**WHAT THE TASK REQUIRES:** Using the material below, copy every line where "icon" appears.
________________________
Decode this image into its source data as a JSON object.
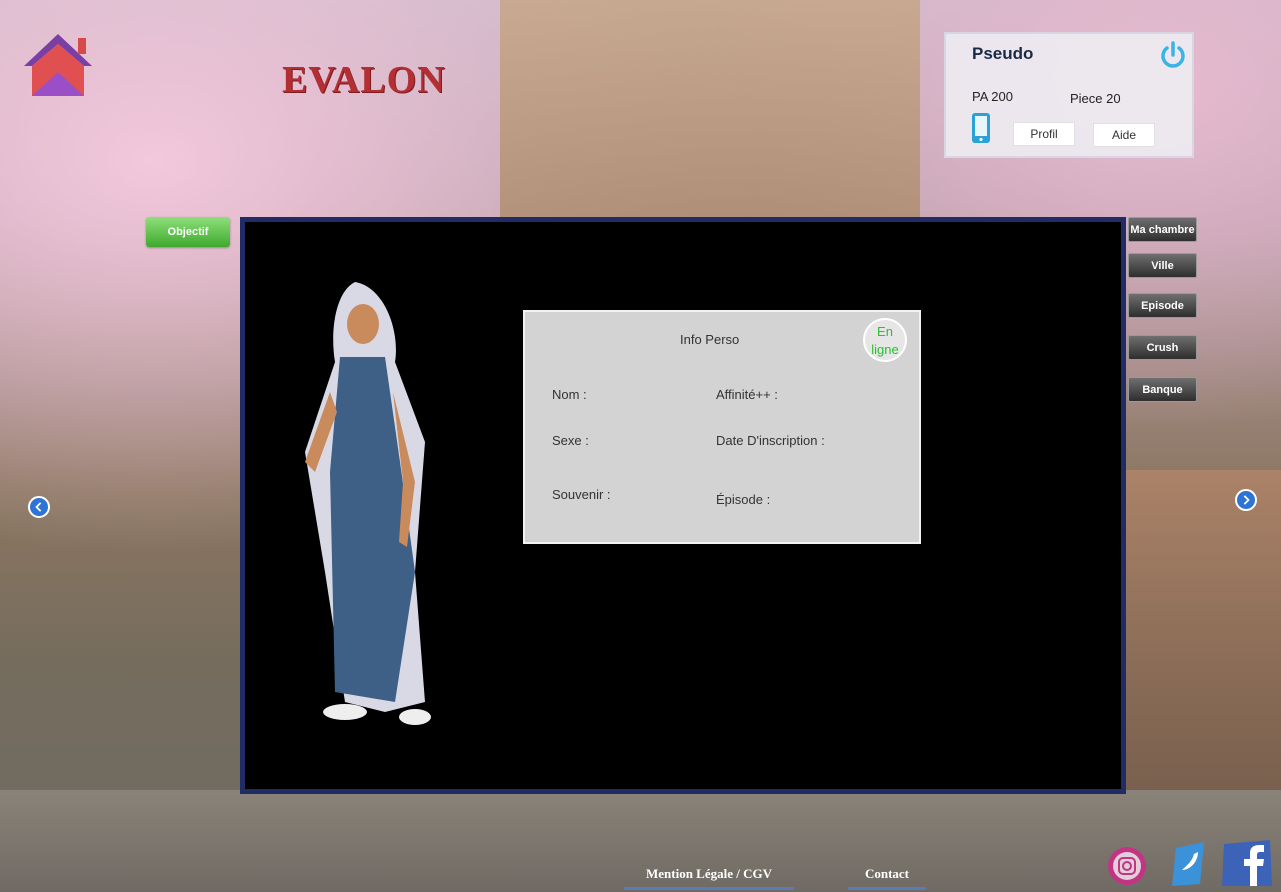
{
  "header": {
    "title": "EVALON",
    "home_icon": "house-icon"
  },
  "user_panel": {
    "pseudo": "Pseudo",
    "pa": "PA 200",
    "piece": "Piece 20",
    "profil": "Profil",
    "aide": "Aide",
    "power_icon": "power-icon",
    "phone_icon": "phone-icon"
  },
  "objectif": "Objectif",
  "info": {
    "title": "Info Perso",
    "status_line1": "En",
    "status_line2": "ligne",
    "nom": "Nom :",
    "affinite": "Affinité++ :",
    "sexe": "Sexe :",
    "date": "Date D'inscription :",
    "souvenir": "Souvenir :",
    "episode": "Épisode :"
  },
  "side_menu": [
    "Ma chambre",
    "Ville",
    "Episode",
    "Crush",
    "Banque"
  ],
  "footer": {
    "mention": "Mention Légale / CGV",
    "contact": "Contact"
  },
  "social": [
    "instagram-icon",
    "twitter-icon",
    "facebook-icon"
  ],
  "colors": {
    "title": "#b32f34",
    "frame": "#1f2c66",
    "online": "#29c22c",
    "objectif": "#3ea92f"
  }
}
________________________
**RIGHT ANSWER:**
    "home_icon": "house-icon"
    "power_icon": "power-icon",
    "phone_icon": "phone-icon"
    "instagram-icon",
    "twitter-icon",
    "facebook-icon"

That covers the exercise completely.